(Dataset rows about figures)
※

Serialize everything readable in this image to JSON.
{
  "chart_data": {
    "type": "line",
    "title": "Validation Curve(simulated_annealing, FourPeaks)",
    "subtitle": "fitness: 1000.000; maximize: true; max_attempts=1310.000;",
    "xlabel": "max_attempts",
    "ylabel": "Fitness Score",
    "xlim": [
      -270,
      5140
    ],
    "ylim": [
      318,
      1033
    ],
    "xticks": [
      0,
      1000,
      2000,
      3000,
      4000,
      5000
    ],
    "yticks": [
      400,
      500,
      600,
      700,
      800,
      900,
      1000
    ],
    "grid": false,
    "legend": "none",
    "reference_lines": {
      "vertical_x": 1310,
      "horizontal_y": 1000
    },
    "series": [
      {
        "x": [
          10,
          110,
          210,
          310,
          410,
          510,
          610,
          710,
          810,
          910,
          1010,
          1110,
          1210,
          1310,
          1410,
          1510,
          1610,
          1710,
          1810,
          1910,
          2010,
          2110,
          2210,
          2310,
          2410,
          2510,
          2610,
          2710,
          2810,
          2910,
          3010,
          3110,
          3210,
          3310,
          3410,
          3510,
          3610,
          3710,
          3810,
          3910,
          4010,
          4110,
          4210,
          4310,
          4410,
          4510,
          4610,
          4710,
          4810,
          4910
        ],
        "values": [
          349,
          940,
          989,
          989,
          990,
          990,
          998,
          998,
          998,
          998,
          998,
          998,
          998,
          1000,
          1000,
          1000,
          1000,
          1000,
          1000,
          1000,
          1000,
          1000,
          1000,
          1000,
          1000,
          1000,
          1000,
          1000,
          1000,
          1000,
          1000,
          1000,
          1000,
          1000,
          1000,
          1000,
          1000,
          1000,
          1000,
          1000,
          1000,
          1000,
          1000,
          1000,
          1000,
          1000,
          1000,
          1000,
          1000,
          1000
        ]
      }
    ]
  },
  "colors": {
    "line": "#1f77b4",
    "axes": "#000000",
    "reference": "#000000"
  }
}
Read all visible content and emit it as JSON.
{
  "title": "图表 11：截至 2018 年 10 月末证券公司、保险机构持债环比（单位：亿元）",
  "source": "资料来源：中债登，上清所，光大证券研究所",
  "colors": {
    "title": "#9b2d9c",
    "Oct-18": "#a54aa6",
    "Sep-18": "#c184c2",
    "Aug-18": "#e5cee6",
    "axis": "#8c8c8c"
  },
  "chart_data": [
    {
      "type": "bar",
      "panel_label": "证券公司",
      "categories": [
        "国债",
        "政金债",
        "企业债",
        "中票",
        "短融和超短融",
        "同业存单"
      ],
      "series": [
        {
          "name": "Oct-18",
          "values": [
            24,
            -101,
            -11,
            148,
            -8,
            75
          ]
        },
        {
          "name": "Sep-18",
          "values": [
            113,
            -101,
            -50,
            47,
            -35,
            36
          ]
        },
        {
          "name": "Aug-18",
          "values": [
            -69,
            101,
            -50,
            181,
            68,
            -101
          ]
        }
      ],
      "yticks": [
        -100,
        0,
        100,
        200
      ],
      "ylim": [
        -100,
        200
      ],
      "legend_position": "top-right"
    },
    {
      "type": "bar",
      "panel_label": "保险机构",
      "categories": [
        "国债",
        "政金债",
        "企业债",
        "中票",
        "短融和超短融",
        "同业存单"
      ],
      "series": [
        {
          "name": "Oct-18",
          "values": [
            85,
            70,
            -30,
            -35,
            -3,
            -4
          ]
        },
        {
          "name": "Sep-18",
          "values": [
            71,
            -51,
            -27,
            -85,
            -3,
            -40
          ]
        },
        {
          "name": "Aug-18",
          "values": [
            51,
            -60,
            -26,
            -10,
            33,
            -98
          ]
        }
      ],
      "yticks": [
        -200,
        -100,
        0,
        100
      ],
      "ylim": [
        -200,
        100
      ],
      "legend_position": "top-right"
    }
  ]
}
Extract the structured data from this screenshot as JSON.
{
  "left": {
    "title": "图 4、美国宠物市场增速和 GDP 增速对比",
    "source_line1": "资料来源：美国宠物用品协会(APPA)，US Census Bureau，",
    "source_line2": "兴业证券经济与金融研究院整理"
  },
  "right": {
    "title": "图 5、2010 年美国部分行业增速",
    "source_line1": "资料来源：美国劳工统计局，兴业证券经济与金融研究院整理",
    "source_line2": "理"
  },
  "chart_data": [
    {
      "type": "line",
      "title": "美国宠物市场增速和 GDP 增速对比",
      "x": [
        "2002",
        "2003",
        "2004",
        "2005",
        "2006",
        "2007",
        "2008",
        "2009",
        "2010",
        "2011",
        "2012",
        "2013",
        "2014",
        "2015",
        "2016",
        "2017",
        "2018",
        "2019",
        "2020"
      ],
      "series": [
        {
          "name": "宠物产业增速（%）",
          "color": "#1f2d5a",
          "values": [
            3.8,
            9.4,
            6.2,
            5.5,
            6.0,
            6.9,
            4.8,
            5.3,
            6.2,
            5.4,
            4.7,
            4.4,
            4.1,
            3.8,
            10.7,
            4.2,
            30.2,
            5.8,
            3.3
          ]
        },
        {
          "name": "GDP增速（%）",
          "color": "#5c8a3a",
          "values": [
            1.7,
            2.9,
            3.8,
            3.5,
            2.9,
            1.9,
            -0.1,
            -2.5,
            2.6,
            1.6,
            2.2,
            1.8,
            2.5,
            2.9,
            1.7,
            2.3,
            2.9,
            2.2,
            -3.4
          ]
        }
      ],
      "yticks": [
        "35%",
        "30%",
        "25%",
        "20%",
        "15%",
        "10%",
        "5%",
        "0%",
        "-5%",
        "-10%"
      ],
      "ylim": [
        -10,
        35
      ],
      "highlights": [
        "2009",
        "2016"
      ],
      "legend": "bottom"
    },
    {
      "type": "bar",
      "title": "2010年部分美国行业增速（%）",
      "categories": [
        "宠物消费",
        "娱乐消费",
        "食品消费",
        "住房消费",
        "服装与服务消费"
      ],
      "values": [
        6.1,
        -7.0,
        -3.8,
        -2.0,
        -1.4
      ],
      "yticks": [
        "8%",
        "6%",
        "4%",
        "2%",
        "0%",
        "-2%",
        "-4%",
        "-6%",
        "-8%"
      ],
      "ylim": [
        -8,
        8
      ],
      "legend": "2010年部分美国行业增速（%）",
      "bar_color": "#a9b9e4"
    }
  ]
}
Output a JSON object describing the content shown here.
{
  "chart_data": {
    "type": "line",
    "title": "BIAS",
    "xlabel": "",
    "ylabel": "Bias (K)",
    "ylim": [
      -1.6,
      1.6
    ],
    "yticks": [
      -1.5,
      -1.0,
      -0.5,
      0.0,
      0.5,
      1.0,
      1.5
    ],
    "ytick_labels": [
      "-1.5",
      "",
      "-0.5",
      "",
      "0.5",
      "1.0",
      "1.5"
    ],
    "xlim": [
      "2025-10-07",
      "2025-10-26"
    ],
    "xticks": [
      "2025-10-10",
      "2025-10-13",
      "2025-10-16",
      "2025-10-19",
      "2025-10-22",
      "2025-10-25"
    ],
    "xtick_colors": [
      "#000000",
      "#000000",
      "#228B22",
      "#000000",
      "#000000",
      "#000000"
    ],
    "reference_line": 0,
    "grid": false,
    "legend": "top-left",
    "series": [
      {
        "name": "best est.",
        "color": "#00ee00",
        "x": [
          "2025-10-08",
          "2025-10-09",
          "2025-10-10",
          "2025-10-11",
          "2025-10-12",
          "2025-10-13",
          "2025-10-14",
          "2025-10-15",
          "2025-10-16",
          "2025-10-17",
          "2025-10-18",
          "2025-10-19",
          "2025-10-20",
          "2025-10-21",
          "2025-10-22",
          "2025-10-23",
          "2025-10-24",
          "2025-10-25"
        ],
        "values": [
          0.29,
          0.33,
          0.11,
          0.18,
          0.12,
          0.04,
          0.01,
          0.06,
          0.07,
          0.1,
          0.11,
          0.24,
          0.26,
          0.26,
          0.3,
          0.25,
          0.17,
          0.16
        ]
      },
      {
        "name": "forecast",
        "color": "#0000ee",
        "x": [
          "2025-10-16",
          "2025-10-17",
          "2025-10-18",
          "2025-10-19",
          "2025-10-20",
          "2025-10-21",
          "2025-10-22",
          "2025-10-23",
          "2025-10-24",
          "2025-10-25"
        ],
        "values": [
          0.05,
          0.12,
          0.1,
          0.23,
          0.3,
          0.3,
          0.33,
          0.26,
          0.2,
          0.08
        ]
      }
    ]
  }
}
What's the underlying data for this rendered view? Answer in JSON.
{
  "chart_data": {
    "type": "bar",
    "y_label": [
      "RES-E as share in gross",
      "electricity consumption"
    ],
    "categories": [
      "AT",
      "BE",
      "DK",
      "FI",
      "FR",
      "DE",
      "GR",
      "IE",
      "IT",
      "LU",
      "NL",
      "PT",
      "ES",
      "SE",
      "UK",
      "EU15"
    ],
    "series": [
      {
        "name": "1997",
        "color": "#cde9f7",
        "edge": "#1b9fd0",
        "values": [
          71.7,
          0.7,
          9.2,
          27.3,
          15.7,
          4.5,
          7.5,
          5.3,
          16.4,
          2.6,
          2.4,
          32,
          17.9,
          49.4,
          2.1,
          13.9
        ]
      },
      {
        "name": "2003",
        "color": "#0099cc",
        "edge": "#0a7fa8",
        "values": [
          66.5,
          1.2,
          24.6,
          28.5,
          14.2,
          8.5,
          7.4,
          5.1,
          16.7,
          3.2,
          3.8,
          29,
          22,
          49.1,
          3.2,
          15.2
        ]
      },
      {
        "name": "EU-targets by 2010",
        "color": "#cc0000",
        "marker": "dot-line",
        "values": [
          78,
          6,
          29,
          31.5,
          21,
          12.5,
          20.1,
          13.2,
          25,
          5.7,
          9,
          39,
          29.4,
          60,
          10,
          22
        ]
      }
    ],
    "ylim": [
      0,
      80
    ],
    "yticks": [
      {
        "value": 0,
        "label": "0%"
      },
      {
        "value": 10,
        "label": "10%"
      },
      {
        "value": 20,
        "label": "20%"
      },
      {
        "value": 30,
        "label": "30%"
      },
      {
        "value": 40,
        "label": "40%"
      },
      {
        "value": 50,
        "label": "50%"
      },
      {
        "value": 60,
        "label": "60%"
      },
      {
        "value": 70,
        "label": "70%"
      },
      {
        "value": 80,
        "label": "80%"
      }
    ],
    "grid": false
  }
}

※

- [Required task]:
Pick out the lines above containing the word "兴业证券经济与金融研究院整理", then copy them.

- [Response below]:
    "source_line2": "兴业证券经济与金融研究院整理"
    "source_line1": "资料来源：美国劳工统计局，兴业证券经济与金融研究院整理",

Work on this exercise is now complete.